* start TEXT *

Multistate Lexer

Multistate lexers are used to switch lexical analysis modes "on the fly", for example when a grammar combines several different languages with different (including conflict ones, which are present in both grammars) tokens.

Please note that this mode can significantly reduce the performance of lexical analysis. If additional parsing of an existing token is required (for example, ASCII-sequences inside strings), it is recommended to use additional parsing of the existing token instead of multistate.

Before creating a multistate lexer, you should create two different lexers, each of which will belong to its own category of "languages" which will then be combined into a common multistate lexer.

$lexer = new \Phplrt\Lexer\Multistate([
    'html' => new \Phplrt\Lexer\Lexer([ ... ]),
    'php' => new \Phplrt\Lexer\Lexer([ ... ])
]);

After this, you should configure the transition rules.

For example:

  • If the token <?php was found in the html lexer...
    • Then we should move to the php lexer.
  • If the php lexer contains the ?> token...
    • Then we go back to the previous state.
$lexer = new \Phplrt\Lexer\Multistate(
    states: [
        'html' => new \Phplrt\Lexer\Lexer([ ... ]),
        'php' => new \Phplrt\Lexer\Lexer([ ... ])
    ],
    transitions: [
        'html' => [ 'T_PHP_OPEN'  => 'php'  ],
        'php'  => [ 'T_PHP_CLOSE' => 'html' ],
    ]
);

* end TEXT *
* start RECORD EXCERPTS *

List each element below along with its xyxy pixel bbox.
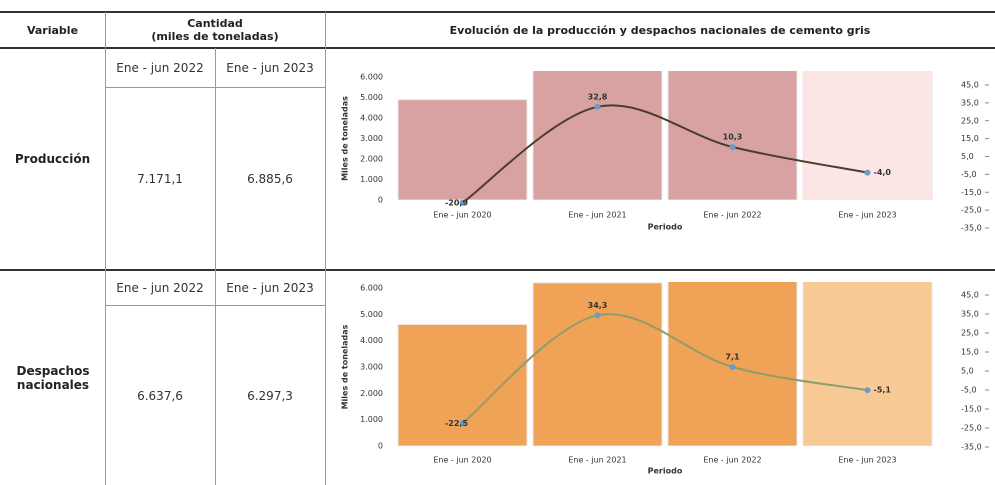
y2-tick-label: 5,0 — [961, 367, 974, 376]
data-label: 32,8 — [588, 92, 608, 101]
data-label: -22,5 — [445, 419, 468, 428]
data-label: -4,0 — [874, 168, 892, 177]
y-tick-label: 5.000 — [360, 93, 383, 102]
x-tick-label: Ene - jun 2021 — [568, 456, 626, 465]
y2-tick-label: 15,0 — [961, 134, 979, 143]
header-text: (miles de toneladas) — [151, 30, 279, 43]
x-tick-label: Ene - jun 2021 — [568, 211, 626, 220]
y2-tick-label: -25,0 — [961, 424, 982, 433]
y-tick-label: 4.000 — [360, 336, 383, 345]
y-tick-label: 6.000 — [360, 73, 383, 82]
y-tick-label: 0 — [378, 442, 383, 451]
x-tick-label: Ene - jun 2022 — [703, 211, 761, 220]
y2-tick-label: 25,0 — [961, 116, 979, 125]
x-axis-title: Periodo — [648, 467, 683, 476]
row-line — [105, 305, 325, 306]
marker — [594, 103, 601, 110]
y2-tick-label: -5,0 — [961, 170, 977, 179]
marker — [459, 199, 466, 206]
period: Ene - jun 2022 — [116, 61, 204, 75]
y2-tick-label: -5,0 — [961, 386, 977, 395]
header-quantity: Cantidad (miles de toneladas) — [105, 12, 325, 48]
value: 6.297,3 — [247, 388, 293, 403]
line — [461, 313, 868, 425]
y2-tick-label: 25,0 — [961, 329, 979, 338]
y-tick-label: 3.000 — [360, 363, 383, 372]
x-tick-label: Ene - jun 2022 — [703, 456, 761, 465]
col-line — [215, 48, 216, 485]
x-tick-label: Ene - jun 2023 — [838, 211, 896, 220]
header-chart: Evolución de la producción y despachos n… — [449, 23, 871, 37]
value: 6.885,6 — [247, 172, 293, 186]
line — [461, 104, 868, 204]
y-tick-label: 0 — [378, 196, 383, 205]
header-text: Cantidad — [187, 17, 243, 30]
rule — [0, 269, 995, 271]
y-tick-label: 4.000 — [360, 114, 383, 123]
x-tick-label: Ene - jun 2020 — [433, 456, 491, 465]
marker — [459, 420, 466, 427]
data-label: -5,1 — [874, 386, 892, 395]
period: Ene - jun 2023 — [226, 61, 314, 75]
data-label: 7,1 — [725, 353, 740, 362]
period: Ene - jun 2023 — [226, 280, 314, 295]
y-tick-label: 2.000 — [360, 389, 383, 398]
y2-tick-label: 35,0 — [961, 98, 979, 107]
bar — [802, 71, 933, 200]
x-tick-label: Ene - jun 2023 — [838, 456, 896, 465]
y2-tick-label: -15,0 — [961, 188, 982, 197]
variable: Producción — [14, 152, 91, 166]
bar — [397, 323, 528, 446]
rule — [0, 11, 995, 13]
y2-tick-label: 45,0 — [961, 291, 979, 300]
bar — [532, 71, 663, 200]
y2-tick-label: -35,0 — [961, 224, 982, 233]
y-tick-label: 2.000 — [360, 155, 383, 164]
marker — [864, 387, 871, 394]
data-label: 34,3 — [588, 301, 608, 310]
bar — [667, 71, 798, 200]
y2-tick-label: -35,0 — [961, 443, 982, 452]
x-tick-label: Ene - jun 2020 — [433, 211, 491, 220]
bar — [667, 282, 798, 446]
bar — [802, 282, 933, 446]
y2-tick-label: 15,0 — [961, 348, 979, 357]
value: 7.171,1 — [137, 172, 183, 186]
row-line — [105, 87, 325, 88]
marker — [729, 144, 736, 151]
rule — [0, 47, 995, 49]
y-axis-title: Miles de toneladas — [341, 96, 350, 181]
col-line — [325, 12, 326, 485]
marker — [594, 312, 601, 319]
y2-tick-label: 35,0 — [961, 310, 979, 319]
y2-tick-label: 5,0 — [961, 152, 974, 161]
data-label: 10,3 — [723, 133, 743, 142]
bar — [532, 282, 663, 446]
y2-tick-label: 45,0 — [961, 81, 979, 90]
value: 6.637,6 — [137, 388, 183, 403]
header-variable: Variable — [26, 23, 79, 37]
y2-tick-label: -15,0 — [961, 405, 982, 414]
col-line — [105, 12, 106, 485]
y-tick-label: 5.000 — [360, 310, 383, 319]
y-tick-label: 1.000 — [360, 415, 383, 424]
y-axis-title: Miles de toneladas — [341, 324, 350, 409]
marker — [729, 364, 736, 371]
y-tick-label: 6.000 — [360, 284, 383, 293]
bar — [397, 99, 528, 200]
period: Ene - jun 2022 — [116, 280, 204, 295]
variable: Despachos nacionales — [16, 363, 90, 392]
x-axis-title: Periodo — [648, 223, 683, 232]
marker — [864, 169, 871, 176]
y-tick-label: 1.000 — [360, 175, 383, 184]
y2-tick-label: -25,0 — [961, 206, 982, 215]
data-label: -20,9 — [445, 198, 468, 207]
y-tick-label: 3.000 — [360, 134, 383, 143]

* end RECORD EXCERPTS *
* start RECORD EXCERPTS *

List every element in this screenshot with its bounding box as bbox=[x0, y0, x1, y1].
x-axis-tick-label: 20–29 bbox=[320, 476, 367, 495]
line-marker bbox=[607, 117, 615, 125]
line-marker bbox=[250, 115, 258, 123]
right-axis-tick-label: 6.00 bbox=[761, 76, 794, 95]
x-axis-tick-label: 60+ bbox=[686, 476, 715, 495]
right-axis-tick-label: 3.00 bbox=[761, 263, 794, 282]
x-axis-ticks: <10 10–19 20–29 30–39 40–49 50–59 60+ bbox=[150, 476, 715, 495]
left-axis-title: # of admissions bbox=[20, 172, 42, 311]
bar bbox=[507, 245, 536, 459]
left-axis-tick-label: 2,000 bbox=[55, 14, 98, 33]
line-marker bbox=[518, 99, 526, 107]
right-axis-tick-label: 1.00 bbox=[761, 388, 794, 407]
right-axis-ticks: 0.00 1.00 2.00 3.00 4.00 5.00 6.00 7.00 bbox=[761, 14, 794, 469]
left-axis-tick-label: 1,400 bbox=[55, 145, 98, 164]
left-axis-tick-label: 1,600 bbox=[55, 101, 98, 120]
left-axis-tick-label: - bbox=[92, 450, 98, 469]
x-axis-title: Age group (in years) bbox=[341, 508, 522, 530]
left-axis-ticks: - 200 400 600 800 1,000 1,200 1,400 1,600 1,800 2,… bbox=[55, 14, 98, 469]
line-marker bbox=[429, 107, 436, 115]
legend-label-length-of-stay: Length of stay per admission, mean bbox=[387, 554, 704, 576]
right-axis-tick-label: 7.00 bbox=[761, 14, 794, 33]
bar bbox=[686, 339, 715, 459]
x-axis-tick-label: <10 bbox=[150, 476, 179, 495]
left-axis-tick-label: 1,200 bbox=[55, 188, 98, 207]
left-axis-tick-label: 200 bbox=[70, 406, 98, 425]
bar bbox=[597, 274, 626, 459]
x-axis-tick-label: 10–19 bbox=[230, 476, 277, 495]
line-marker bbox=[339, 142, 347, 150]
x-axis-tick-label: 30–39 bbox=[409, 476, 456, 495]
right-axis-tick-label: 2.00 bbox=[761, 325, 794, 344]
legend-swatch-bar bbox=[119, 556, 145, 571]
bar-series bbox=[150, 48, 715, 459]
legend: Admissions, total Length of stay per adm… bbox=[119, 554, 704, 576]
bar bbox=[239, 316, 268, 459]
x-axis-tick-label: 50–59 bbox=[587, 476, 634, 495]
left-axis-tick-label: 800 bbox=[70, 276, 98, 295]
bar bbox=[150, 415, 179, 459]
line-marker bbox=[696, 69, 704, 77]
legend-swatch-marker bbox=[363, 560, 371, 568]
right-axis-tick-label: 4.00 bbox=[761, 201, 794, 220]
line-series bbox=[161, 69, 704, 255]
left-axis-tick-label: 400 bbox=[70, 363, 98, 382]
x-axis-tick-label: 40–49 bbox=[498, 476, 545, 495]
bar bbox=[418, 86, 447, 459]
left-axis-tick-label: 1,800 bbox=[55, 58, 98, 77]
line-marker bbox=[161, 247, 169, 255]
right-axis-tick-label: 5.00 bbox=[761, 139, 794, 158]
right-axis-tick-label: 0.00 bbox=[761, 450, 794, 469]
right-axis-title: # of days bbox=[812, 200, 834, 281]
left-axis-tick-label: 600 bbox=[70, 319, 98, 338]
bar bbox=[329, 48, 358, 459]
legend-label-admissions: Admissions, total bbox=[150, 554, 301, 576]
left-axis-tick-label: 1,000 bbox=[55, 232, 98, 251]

* end RECORD EXCERPTS *
* start RECORD EXCERPTS *

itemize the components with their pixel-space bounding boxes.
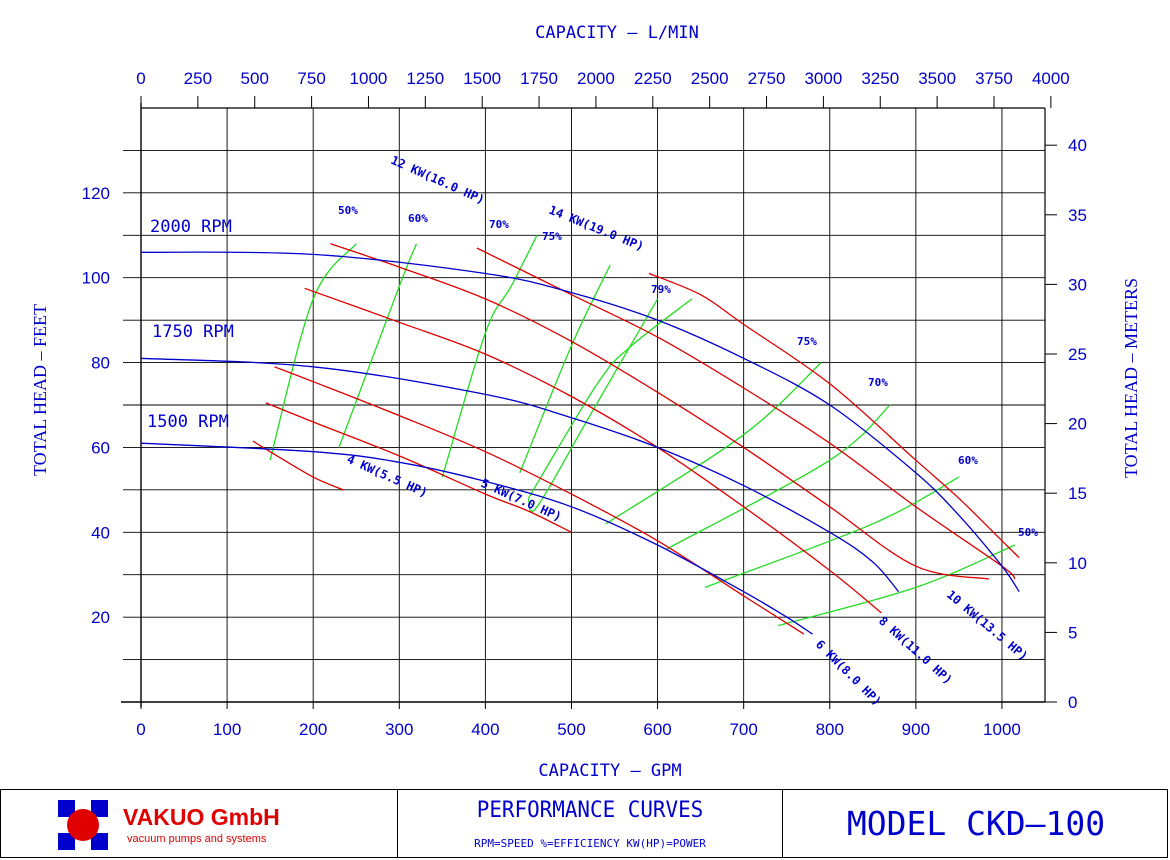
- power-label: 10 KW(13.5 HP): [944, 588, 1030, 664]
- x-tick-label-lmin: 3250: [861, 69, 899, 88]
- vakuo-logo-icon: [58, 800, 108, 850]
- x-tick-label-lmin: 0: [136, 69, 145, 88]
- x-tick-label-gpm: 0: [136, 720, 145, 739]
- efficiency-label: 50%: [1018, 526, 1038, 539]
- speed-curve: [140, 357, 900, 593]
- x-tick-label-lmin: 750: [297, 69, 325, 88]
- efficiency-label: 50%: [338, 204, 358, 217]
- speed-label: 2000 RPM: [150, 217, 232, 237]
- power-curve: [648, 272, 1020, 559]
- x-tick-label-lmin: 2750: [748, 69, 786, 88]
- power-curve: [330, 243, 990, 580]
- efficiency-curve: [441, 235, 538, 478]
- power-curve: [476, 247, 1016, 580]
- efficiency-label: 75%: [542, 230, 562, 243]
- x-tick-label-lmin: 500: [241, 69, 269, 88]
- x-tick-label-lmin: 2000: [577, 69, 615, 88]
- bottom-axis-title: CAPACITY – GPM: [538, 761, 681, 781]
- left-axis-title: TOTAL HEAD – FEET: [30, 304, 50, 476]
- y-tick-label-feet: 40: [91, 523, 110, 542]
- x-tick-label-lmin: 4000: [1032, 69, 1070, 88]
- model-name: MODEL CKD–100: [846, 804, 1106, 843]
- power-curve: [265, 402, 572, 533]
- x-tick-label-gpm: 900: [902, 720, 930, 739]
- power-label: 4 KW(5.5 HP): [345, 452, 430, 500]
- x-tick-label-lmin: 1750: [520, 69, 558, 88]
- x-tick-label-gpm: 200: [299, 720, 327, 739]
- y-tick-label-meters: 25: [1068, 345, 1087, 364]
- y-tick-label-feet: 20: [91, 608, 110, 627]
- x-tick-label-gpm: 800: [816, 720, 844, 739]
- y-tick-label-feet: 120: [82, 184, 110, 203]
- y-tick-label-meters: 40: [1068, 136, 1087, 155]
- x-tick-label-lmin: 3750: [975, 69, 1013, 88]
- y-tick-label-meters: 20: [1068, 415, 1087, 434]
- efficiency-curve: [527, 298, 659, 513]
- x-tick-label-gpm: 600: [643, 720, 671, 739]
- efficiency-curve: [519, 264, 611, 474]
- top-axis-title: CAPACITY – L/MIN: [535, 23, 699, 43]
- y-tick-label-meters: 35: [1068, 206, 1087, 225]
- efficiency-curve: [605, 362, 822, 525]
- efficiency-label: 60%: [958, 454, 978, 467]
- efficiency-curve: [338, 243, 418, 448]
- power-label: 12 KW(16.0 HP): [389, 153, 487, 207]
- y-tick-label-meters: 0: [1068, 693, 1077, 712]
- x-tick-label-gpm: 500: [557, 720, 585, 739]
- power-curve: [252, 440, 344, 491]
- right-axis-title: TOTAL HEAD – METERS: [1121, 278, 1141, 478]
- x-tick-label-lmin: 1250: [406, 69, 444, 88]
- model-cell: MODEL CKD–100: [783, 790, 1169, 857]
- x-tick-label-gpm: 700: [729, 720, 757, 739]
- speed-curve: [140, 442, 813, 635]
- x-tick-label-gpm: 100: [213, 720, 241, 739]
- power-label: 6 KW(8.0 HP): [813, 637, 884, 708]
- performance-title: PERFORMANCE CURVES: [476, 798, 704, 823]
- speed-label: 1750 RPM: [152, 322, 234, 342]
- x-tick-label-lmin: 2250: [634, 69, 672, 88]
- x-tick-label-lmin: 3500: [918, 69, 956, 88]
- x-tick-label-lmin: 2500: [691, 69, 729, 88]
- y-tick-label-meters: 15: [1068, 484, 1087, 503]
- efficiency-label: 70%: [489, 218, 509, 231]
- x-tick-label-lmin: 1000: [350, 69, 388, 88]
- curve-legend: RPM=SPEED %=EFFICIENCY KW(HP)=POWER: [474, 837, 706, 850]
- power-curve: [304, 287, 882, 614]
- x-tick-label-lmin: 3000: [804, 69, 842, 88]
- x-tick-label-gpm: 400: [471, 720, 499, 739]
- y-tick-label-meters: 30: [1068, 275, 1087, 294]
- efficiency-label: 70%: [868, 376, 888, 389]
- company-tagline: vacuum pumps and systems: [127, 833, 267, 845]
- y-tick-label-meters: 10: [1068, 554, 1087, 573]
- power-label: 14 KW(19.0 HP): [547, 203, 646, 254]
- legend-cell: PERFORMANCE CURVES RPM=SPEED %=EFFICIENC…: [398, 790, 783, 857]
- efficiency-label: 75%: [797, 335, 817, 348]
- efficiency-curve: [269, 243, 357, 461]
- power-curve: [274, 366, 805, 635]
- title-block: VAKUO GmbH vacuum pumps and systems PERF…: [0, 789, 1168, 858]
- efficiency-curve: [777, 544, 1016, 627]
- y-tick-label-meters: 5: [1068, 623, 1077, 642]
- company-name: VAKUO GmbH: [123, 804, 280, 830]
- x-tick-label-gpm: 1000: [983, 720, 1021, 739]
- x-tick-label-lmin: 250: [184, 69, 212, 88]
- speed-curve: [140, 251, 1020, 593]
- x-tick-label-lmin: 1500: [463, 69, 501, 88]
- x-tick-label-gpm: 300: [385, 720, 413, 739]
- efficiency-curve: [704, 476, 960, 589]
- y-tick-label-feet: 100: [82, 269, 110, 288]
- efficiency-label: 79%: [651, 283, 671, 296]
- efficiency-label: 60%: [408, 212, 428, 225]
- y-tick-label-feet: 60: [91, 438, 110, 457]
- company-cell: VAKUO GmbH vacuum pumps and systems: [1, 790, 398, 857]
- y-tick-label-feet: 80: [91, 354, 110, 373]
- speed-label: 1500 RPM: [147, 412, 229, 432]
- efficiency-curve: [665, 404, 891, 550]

* end RECORD EXCERPTS *

PROBLEM STATEMENT –
Reproduce the entire multistate lexer text from above, word for word, with its code unchanged.

WRITTEN SOLUTION –
Multistate Lexer

Multistate lexers are used to switch lexical analysis modes "on the fly", for example when a grammar combines several different languages with different (including conflict ones, which are present in both grammars) tokens.

Please note that this mode can significantly reduce the performance of lexical analysis. If additional parsing of an existing token is required (for example, ASCII-sequences inside strings), it is recommended to use additional parsing of the existing token instead of multistate.

Before creating a multistate lexer, you should create two different lexers, each of which will belong to its own category of "languages" which will then be combined into a common multistate lexer.

$lexer = new \Phplrt\Lexer\Multistate([
    'html' => new \Phplrt\Lexer\Lexer([ ... ]),
    'php' => new \Phplrt\Lexer\Lexer([ ... ])
]);

After this, you should configure the transition rules.

For example:

  • If the token <?php was found in the html lexer...
    • Then we should move to the php lexer.
  • If the php lexer contains the ?> token...
    • Then we go back to the previous state.
$lexer = new \Phplrt\Lexer\Multistate(
    states: [
        'html' => new \Phplrt\Lexer\Lexer([ ... ]),
        'php' => new \Phplrt\Lexer\Lexer([ ... ])
    ],
    transitions: [
        'html' => [ 'T_PHP_OPEN'  => 'php'  ],
        'php'  => [ 'T_PHP_CLOSE' => 'html' ],
    ]
);